> [To be done]: Which lines hold the word "médico"? Copy each one.

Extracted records
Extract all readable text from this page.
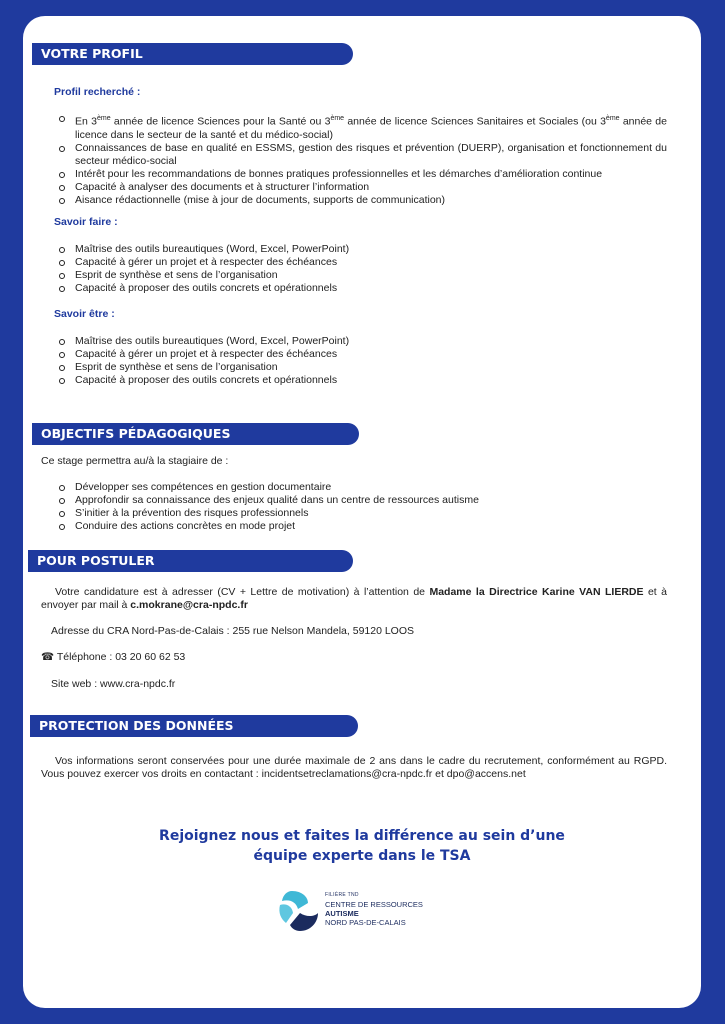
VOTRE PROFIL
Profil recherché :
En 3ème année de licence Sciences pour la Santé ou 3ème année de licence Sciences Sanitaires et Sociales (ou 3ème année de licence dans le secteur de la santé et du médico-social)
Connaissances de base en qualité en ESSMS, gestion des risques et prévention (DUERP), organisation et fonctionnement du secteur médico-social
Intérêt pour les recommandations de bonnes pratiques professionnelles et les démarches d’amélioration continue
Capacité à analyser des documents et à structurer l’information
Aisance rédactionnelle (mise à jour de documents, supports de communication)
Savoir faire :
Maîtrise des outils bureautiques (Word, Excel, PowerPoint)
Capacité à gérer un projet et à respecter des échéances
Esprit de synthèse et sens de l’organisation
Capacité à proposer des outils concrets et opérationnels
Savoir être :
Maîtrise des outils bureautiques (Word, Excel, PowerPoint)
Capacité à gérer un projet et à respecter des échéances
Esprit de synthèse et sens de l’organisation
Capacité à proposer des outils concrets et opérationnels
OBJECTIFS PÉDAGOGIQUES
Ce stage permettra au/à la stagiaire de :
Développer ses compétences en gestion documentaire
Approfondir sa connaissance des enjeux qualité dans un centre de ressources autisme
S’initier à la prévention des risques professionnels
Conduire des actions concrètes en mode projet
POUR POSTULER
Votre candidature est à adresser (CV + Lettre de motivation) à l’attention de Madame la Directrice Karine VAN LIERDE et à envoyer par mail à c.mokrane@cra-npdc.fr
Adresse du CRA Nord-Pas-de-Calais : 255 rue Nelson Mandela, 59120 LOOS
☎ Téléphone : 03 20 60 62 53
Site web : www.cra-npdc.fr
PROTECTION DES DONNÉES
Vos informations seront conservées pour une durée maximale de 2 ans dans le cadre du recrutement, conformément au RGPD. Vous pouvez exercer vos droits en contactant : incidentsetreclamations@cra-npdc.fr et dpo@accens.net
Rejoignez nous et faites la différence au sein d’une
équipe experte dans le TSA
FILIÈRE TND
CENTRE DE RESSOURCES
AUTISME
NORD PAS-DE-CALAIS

> [Exercise response]:
En 3ème année de licence Sciences pour la Santé ou 3ème année de licence Sciences Sanitaires et Sociales (ou 3ème année de licence dans le secteur de la santé et du médico-social)
Connaissances de base en qualité en ESSMS, gestion des risques et prévention (DUERP), organisation et fonctionnement du secteur médico-social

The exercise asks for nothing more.